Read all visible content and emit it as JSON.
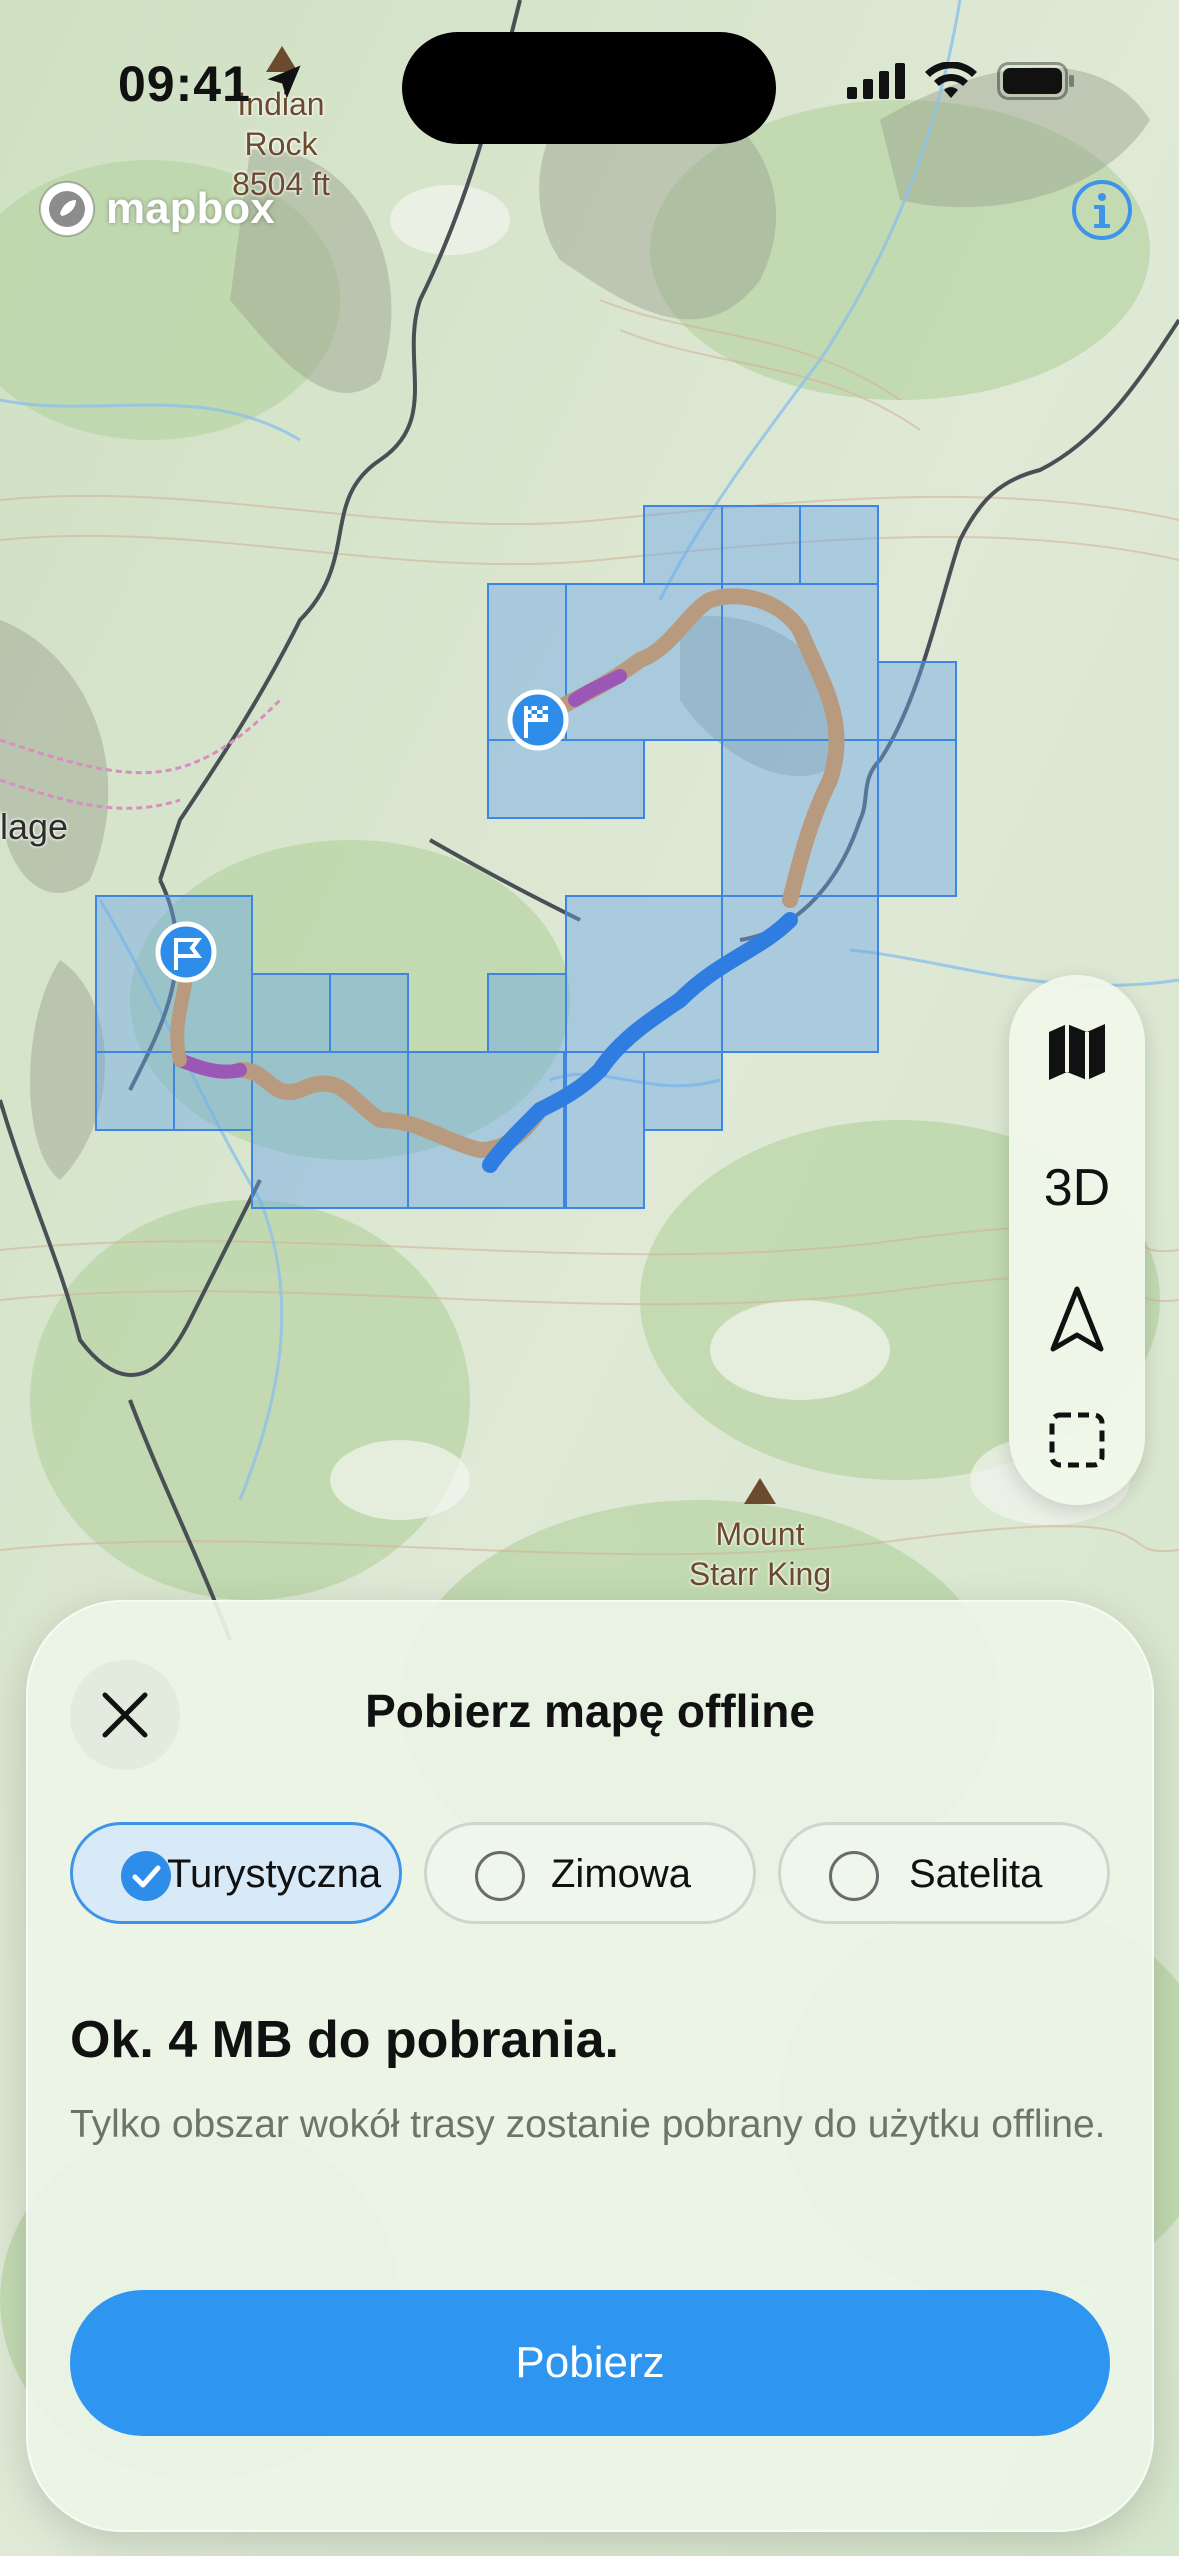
{
  "status_bar": {
    "time": "09:41"
  },
  "map": {
    "logo_text": "mapbox",
    "peaks": [
      {
        "name_line1": "Indian",
        "name_line2": "Rock",
        "elevation": "8504 ft"
      },
      {
        "name_line1": "Mount",
        "name_line2": "Starr King"
      }
    ],
    "place_label": "lage"
  },
  "map_controls": {
    "three_d_label": "3D"
  },
  "sheet": {
    "title": "Pobierz mapę offline",
    "options": [
      {
        "label": "Turystyczna",
        "selected": true
      },
      {
        "label": "Zimowa",
        "selected": false
      },
      {
        "label": "Satelita",
        "selected": false
      }
    ],
    "size_heading": "Ok. 4 MB do pobrania.",
    "description": "Tylko obszar wokół trasy zostanie pobrany do użytku offline.",
    "download_label": "Pobierz"
  },
  "colors": {
    "accent": "#2e95f1",
    "route_brown": "#b89a7e",
    "route_purple": "#9b57b6",
    "route_blue": "#2f7de0",
    "tile_fill": "#6aa6e8"
  }
}
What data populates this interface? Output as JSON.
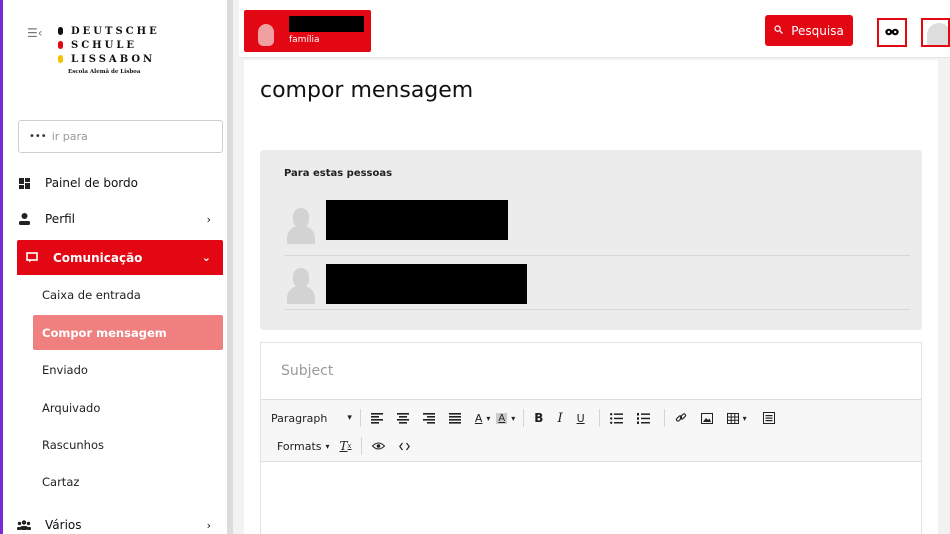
{
  "sidebar": {
    "logo": {
      "line1": "DEUTSCHE",
      "line2": "SCHULE",
      "line3": "LISSABON",
      "subtitle": "Escola Alemã de Lisboa",
      "dot_colors": [
        "#111111",
        "#e30613",
        "#f5c400"
      ]
    },
    "goto": {
      "placeholder": "ir para"
    },
    "items": [
      {
        "label": "Painel de bordo",
        "icon": "dashboard-icon"
      },
      {
        "label": "Perfil",
        "icon": "user-icon",
        "chevron": "›"
      },
      {
        "label": "Comunicação",
        "icon": "chat-icon",
        "chevron": "⌄",
        "active": true
      },
      {
        "label": "Vários",
        "icon": "group-icon",
        "chevron": "›"
      }
    ],
    "sub_items": [
      {
        "label": "Caixa de entrada"
      },
      {
        "label": "Compor mensagem",
        "active": true
      },
      {
        "label": "Enviado"
      },
      {
        "label": "Arquivado"
      },
      {
        "label": "Rascunhos"
      },
      {
        "label": "Cartaz"
      }
    ]
  },
  "topbar": {
    "family_label": "família",
    "search_label": "Pesquisa",
    "mask_icon": "mask-icon",
    "accent_color": "#e30613"
  },
  "main": {
    "title": "compor mensagem",
    "recipients_title": "Para estas pessoas",
    "subject_placeholder": "Subject",
    "toolbar": {
      "paragraph": "Paragraph",
      "formats": "Formats"
    }
  }
}
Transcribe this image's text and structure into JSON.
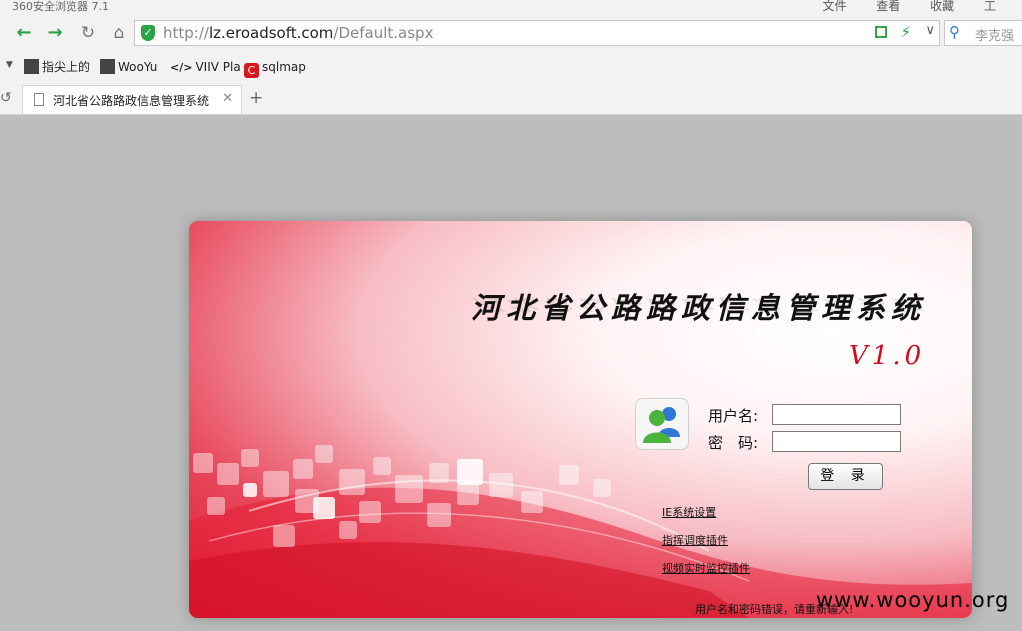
{
  "window": {
    "app_title": "360安全浏览器 7.1",
    "menus": [
      "文件",
      "查看",
      "收藏",
      "工"
    ]
  },
  "toolbar": {
    "url_prefix": "http://",
    "url_host": "lz.eroadsoft.com",
    "url_path": "/Default.aspx",
    "search_placeholder": "李克强",
    "icons": [
      "back-arrow",
      "forward-arrow",
      "reload",
      "home",
      "shield",
      "qr-code",
      "lightning",
      "dropdown",
      "search"
    ]
  },
  "favorites": [
    {
      "label": "指尖上的",
      "icon": "avatar-icon"
    },
    {
      "label": "WooYu",
      "icon": "wooyun-icon"
    },
    {
      "label": "VIIV Pla",
      "icon": "code-icon"
    },
    {
      "label": "sqlmap",
      "icon": "sqlmap-icon"
    }
  ],
  "tabs": [
    {
      "title": "河北省公路路政信息管理系统",
      "active": true
    }
  ],
  "login": {
    "system_title": "河北省公路路政信息管理系统",
    "version": "V1.0",
    "username_label": "用户名:",
    "password_label": "密　码:",
    "username_value": "",
    "password_value": "",
    "login_button": "登 录",
    "links": [
      "IE系统设置",
      "指挥调度插件",
      "视频实时监控插件"
    ],
    "error_message": "用户名和密码错误，请重新输入!"
  },
  "watermark": "www.wooyun.org",
  "colors": {
    "panel_red": "#d9132b",
    "version_red": "#cc0d1f",
    "browser_green": "#2ba245",
    "page_bg": "#bdbdbd"
  }
}
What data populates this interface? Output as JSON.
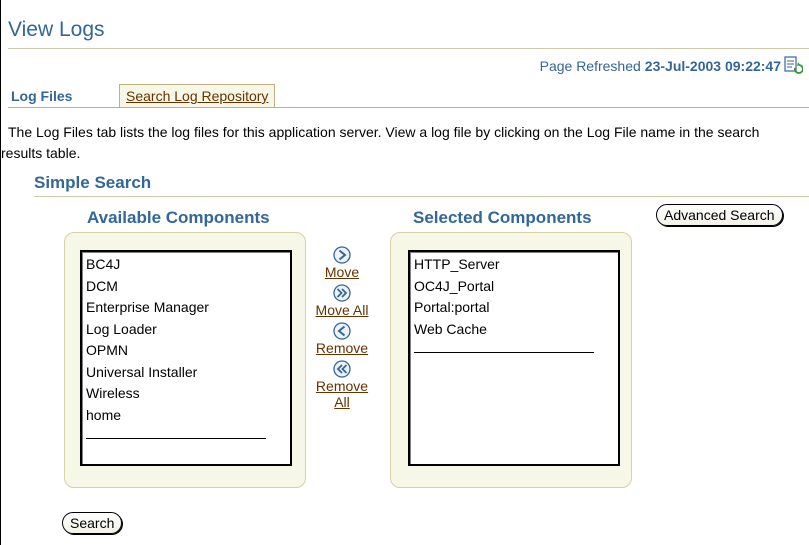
{
  "page": {
    "title": "View Logs",
    "refresh_prefix": "Page Refreshed",
    "refresh_timestamp": "23-Jul-2003 09:22:47"
  },
  "tabs": [
    {
      "label": "Log Files",
      "active": true
    },
    {
      "label": "Search Log Repository",
      "active": false
    }
  ],
  "description": "The Log Files tab lists the log files for this application server. View a log file by clicking on the Log File name in the search results table.",
  "search": {
    "section_title": "Simple Search",
    "advanced_button": "Advanced Search",
    "search_button": "Search",
    "available": {
      "heading": "Available Components",
      "items": [
        "BC4J",
        "DCM",
        "Enterprise Manager",
        "Log Loader",
        "OPMN",
        "Universal Installer",
        "Wireless",
        "home"
      ]
    },
    "selected": {
      "heading": "Selected Components",
      "items": [
        "HTTP_Server",
        "OC4J_Portal",
        "Portal:portal",
        "Web Cache"
      ]
    },
    "shuttle": {
      "move": "Move",
      "move_all": "Move All",
      "remove": "Remove",
      "remove_all_1": "Remove",
      "remove_all_2": "All"
    }
  },
  "colors": {
    "heading_blue": "#336699",
    "link_brown": "#663300",
    "panel_beige": "#f7f7e7"
  }
}
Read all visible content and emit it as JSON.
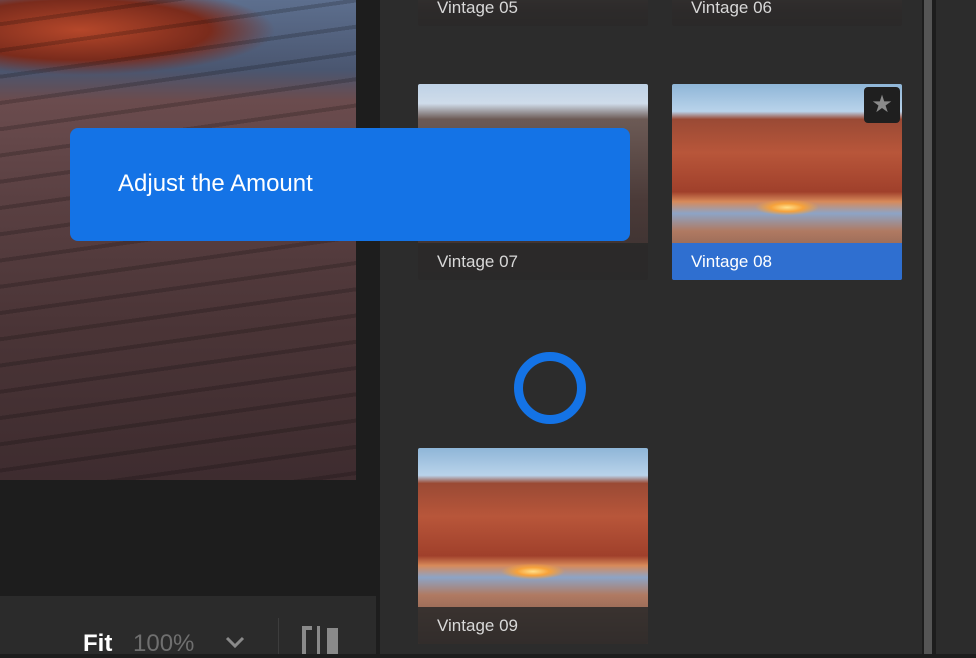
{
  "viewer": {
    "fit_label": "Fit",
    "zoom_level": "100%"
  },
  "tooltip": {
    "text": "Adjust the Amount"
  },
  "presets": [
    {
      "label": "Vintage 05"
    },
    {
      "label": "Vintage 06"
    },
    {
      "label": "Vintage 07"
    },
    {
      "label": "Vintage 08",
      "selected": true,
      "starred": true
    },
    {
      "label": "Vintage 09"
    }
  ],
  "icons": {
    "star": "★"
  },
  "colors": {
    "accent": "#1473e6",
    "selected_label": "#2f6fd0"
  }
}
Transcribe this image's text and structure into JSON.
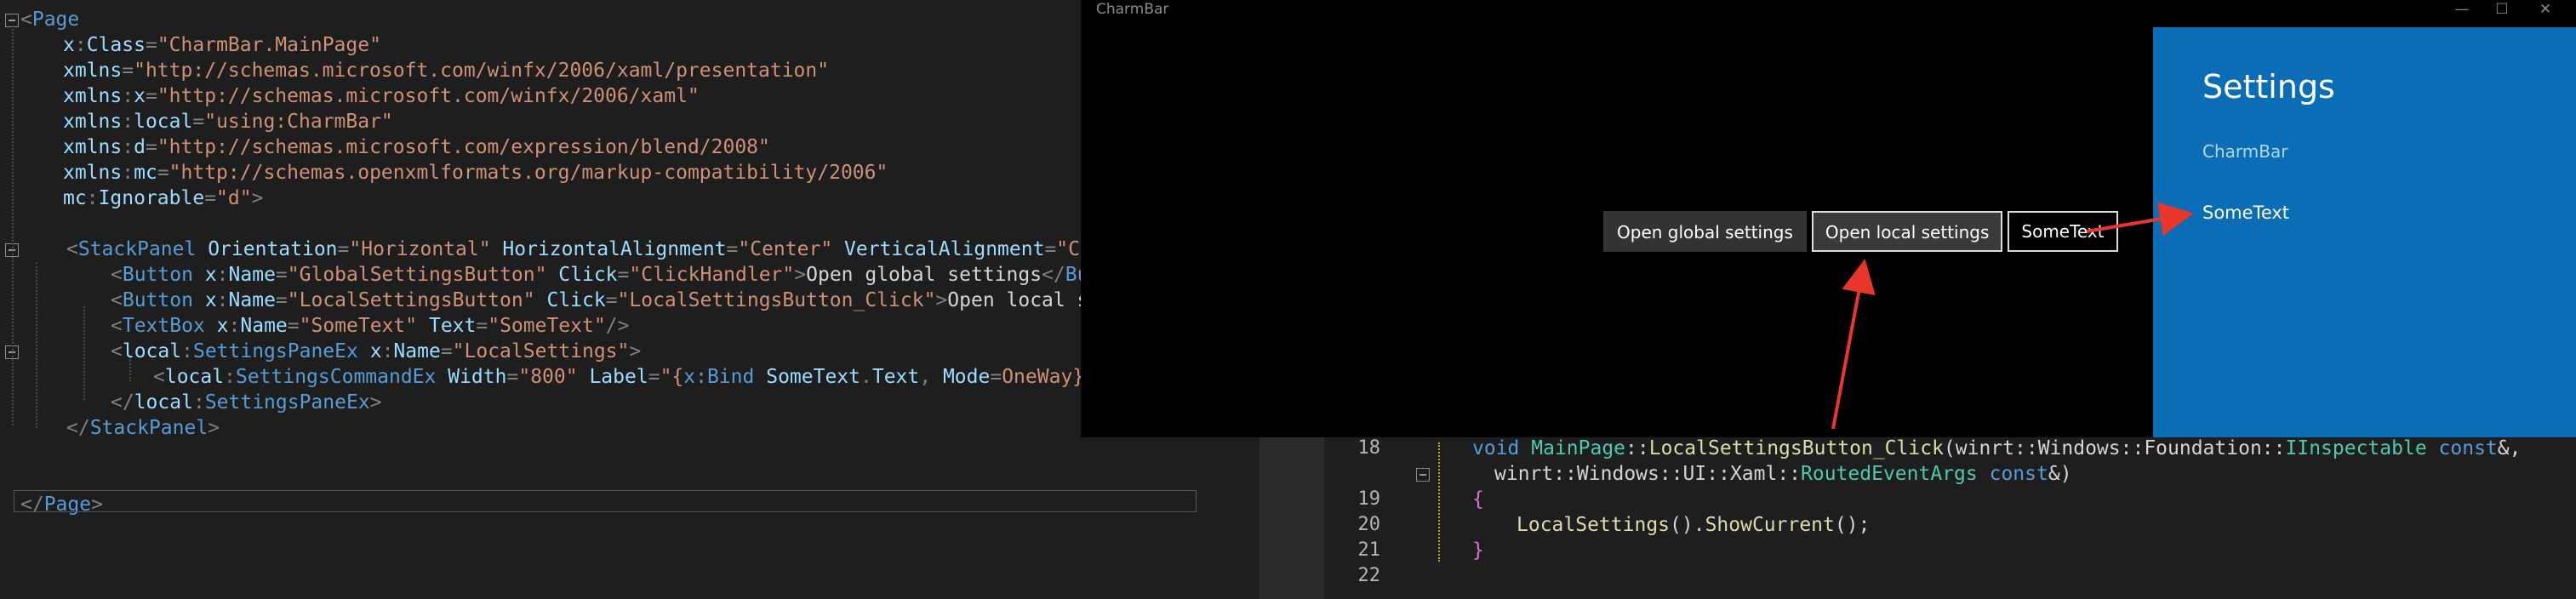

----

_WHAT TO PRODUCE_
Read through the lines above and collect those that contain the string "Vintage".

_RESULT_
      "label": "Vintage 05"
      "label": "Vintage 06"
      "label": "Vintage 07"
      "label": "Vintage 08",
      "label": "Vintage 09"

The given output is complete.